§ **GOAL**
Search the material below for the word "guardar". Copy every line that has it.

* START *

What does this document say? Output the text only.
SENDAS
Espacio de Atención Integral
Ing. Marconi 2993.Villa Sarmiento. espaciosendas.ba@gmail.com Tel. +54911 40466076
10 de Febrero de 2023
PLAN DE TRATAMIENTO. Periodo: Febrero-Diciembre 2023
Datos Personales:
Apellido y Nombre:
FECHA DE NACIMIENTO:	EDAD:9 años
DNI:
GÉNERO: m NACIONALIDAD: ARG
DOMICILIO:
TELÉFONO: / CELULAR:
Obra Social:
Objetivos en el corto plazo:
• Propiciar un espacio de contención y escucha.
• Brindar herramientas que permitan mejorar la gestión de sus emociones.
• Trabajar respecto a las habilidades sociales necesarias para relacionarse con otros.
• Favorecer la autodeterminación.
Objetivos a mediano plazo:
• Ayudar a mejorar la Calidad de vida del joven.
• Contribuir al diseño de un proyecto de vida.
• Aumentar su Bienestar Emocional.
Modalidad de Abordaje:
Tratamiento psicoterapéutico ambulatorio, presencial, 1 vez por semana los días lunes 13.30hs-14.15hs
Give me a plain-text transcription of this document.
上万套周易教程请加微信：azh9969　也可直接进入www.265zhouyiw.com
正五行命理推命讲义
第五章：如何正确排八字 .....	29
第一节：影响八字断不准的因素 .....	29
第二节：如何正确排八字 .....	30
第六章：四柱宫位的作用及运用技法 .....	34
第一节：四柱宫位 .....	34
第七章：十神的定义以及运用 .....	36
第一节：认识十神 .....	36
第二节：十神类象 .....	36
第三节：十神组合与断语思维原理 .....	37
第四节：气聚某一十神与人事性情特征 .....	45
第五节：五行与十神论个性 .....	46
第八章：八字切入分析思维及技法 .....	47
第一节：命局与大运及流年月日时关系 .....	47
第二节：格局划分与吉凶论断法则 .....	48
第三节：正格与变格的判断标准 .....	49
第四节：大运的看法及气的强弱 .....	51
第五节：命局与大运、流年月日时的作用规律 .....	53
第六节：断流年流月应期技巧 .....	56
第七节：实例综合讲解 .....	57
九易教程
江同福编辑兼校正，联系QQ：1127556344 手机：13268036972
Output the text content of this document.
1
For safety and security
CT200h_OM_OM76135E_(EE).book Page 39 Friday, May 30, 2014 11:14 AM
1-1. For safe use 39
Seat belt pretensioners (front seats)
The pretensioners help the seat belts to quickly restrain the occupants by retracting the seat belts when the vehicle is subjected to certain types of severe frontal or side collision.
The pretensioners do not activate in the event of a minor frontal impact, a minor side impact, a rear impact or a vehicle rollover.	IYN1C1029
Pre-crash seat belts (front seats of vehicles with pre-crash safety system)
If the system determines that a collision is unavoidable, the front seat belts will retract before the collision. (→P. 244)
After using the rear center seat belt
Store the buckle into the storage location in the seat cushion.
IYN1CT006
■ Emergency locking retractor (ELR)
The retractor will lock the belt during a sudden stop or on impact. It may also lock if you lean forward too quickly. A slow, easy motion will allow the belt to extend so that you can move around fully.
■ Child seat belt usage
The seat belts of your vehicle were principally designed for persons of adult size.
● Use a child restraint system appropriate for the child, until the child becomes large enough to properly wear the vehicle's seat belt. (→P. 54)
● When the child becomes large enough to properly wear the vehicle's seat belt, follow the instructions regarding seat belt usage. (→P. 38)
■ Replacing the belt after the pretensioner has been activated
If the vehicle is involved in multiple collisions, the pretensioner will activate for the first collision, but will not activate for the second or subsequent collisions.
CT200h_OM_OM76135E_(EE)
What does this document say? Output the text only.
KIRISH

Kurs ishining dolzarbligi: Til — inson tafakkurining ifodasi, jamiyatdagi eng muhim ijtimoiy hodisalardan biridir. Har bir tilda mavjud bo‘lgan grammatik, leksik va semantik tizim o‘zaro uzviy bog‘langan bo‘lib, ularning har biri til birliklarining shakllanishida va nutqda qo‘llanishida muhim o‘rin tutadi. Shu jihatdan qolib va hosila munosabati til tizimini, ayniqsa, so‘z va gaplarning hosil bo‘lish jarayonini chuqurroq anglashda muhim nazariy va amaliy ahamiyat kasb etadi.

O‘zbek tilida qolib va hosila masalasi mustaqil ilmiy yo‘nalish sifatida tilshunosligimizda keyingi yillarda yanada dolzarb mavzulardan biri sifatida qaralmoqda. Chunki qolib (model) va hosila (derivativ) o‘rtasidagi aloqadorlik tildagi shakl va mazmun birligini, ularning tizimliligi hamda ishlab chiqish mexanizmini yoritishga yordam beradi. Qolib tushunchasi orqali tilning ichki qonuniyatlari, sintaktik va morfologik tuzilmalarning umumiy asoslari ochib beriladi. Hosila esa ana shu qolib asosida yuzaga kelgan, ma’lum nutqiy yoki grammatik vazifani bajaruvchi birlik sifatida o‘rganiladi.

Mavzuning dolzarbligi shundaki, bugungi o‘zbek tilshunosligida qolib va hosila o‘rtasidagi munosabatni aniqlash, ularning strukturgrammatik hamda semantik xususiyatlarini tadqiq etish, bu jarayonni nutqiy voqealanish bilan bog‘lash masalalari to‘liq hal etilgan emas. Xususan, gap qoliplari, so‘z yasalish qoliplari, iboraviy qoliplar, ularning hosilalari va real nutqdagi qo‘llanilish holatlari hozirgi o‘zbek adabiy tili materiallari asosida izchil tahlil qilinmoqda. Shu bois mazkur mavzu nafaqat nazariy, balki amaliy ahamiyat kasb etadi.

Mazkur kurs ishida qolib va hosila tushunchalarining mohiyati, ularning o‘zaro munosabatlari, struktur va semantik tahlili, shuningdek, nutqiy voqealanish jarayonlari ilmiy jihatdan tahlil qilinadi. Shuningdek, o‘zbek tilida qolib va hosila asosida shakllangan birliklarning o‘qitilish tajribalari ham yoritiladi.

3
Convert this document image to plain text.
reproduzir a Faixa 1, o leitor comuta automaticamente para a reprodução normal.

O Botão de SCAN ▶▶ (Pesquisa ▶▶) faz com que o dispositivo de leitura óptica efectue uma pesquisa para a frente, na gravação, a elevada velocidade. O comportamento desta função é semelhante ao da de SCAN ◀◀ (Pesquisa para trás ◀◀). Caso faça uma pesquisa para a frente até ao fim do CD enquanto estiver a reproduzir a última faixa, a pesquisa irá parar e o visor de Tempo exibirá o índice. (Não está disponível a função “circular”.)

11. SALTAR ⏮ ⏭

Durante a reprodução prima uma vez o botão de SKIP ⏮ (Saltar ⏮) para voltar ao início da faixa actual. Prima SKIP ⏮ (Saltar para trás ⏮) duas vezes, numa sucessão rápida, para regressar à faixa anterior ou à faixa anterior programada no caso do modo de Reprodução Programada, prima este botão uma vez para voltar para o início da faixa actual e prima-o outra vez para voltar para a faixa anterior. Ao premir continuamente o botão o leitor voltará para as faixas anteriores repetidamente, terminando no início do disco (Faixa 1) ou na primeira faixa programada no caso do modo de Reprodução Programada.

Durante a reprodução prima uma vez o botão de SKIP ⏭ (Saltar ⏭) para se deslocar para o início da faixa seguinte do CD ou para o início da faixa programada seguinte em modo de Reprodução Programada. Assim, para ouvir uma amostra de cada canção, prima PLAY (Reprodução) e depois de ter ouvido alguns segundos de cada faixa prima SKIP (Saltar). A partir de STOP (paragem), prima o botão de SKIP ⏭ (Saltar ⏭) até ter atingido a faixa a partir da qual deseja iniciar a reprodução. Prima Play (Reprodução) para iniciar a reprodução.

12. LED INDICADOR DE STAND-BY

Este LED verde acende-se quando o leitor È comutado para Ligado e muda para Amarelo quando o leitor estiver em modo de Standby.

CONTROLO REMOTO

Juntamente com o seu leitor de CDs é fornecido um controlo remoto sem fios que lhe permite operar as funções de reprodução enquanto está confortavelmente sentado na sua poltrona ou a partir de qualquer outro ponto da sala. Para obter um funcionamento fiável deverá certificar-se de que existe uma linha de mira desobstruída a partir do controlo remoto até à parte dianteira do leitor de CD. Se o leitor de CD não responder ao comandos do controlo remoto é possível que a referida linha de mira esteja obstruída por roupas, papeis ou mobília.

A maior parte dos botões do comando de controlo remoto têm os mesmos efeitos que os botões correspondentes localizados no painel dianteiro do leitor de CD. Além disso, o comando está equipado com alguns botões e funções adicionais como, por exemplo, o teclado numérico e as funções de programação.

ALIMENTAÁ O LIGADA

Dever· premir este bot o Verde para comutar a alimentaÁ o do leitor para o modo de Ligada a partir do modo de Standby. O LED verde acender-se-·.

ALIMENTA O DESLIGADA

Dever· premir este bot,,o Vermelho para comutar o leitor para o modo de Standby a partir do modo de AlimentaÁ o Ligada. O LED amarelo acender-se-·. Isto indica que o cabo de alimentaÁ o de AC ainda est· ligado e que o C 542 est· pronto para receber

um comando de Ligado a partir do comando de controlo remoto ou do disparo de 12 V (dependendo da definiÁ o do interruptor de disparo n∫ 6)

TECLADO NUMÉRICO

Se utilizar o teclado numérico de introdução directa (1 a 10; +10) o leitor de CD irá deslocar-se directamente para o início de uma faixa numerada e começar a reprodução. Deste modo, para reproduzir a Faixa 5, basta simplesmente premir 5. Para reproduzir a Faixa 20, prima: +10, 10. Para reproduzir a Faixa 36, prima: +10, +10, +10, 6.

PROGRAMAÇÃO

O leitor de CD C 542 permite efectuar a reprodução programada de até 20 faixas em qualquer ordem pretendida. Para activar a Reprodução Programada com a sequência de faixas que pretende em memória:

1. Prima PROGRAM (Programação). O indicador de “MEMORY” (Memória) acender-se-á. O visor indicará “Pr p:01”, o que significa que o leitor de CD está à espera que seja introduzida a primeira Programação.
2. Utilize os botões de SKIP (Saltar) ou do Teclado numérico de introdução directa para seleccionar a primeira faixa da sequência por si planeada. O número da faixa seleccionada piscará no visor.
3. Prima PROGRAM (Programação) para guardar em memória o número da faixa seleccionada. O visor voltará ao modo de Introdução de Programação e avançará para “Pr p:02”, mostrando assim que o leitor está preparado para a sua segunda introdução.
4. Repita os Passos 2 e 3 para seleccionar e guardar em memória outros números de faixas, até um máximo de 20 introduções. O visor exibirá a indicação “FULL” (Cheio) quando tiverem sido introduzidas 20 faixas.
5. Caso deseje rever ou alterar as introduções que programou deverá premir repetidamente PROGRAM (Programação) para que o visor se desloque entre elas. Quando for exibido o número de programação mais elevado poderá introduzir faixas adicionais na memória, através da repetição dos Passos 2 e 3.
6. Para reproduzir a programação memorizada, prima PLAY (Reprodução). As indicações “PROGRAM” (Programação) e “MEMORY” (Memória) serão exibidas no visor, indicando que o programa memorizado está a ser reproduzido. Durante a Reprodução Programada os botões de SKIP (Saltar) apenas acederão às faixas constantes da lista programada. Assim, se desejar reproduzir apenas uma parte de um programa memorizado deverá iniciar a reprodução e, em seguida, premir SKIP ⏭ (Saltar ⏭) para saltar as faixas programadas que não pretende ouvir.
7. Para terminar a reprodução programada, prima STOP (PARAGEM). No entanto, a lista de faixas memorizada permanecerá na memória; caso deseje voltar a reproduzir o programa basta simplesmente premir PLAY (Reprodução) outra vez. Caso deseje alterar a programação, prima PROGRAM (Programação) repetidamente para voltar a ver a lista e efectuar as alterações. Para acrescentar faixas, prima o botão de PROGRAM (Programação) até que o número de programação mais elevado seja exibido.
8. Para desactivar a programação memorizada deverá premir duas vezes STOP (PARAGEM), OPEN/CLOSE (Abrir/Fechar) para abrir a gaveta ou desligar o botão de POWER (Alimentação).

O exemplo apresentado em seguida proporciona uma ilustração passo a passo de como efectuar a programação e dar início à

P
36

* END *

§ **COMPLETE RESPONSE**
3. Prima PROGRAM (Programação) para guardar em memória o número da faixa seleccionada. O visor voltará ao modo de Introdução de Programação e avançará para “Pr p:02”, mostrando assim que o leitor está preparado para a sua segunda introdução.
4. Repita os Passos 2 e 3 para seleccionar e guardar em memória outros números de faixas, até um máximo de 20 introduções. O visor exibirá a indicação “FULL” (Cheio) quando tiverem sido introduzidas 20 faixas.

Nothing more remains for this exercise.